### WHAT NEEDS TO BE DONE
Could you reproduce, character for character, everything from the line containing "page-title: Antisemitism in" down to the line containing "Output each element", including both of those lines?

### RAW DATA

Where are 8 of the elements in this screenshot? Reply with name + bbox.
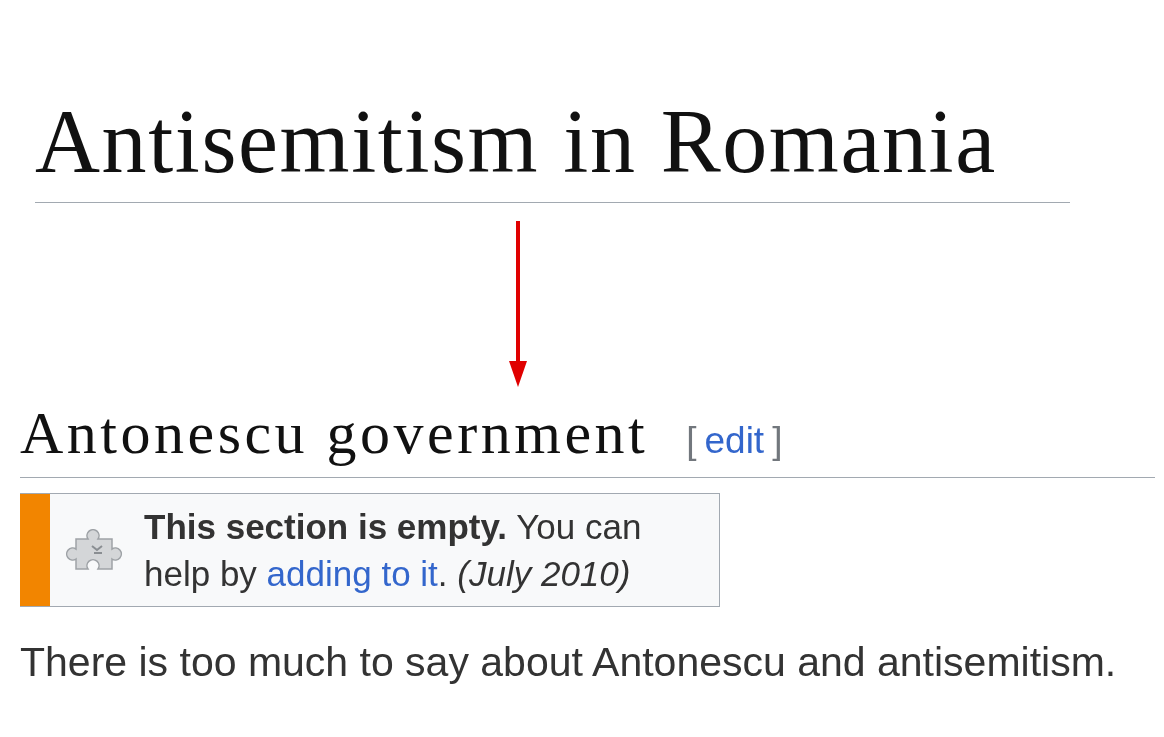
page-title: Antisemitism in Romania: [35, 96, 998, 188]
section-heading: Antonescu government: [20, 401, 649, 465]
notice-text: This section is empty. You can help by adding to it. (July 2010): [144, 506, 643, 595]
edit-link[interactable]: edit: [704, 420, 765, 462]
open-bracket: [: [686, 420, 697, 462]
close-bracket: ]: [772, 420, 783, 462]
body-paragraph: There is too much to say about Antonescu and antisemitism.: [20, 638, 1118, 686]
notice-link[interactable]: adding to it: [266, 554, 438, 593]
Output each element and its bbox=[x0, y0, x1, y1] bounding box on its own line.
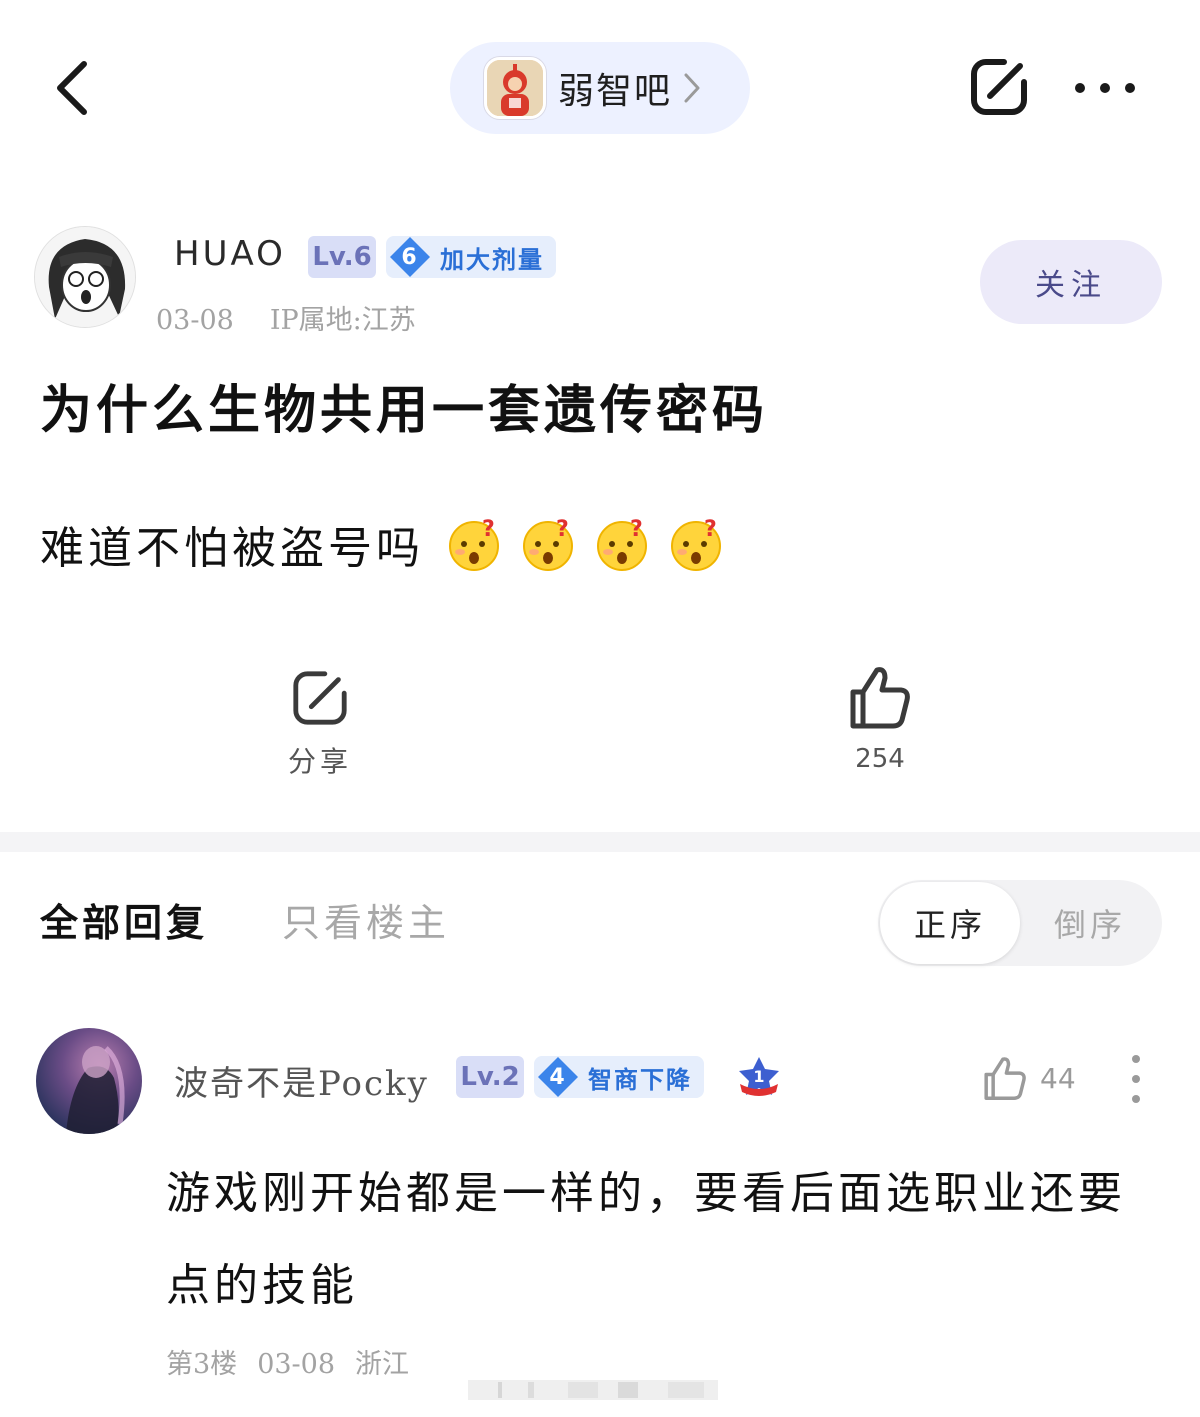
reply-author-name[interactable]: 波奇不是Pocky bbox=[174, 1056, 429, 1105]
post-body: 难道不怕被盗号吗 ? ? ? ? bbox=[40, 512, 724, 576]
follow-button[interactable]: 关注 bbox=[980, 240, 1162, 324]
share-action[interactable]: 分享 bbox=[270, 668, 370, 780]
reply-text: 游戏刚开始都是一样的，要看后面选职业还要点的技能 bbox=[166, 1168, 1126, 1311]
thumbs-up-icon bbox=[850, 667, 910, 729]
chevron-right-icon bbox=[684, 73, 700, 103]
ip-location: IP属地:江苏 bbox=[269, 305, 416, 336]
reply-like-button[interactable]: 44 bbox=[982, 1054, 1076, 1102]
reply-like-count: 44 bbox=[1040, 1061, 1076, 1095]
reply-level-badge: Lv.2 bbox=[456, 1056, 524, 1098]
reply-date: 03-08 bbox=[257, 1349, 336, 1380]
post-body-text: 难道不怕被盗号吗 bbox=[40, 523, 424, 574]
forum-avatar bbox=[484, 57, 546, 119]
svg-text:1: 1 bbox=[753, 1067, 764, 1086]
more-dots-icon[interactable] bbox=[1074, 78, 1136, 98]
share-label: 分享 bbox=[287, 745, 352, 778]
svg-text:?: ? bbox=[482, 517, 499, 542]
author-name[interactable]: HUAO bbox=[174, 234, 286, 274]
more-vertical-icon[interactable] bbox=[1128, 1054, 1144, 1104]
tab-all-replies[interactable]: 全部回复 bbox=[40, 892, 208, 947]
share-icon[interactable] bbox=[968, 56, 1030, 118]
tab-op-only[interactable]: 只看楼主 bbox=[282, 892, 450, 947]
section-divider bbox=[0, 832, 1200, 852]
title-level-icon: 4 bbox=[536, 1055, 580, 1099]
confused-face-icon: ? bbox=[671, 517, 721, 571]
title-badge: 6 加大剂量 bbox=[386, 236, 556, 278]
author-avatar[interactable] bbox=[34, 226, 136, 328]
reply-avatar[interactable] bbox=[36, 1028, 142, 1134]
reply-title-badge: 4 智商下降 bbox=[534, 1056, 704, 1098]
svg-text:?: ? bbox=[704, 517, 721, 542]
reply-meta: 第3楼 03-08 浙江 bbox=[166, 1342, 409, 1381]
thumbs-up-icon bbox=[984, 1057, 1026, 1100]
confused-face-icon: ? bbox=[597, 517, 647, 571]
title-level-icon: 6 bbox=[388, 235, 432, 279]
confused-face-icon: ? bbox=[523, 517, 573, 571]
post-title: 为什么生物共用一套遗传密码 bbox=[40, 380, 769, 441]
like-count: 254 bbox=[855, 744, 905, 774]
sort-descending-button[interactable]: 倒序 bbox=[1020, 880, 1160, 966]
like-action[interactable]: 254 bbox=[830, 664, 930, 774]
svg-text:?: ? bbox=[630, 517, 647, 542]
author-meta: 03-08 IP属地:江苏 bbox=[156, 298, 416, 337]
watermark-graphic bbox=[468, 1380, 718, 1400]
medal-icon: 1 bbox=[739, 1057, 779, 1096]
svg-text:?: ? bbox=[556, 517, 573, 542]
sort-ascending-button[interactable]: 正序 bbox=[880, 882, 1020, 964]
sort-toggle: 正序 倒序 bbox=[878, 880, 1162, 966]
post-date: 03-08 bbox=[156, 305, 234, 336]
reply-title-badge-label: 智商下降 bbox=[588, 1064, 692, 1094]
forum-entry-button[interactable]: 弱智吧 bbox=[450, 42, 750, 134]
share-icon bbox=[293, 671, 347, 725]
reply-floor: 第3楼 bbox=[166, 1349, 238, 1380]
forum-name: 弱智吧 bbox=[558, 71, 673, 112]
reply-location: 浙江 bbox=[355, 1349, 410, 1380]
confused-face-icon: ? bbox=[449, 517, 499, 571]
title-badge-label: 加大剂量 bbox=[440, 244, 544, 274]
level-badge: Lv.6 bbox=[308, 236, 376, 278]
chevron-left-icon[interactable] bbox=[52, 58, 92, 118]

### REPLY
page-title: Antisemitism in Romania: [35, 96, 998, 188]
section-heading: Antonescu government: [20, 401, 649, 465]
notice-text: This section is empty. You can help by adding to it. (July 2010): [144, 506, 643, 595]
edit-link[interactable]: edit: [704, 420, 765, 462]
open-bracket: [: [686, 420, 697, 462]
close-bracket: ]: [772, 420, 783, 462]
body-paragraph: There is too much to say about Antonescu and antisemitism.: [20, 638, 1118, 686]
notice-link[interactable]: adding to it: [266, 554, 438, 593]
Output each element and its bbox=[x0, y0, x1, y1] bounding box on its own line.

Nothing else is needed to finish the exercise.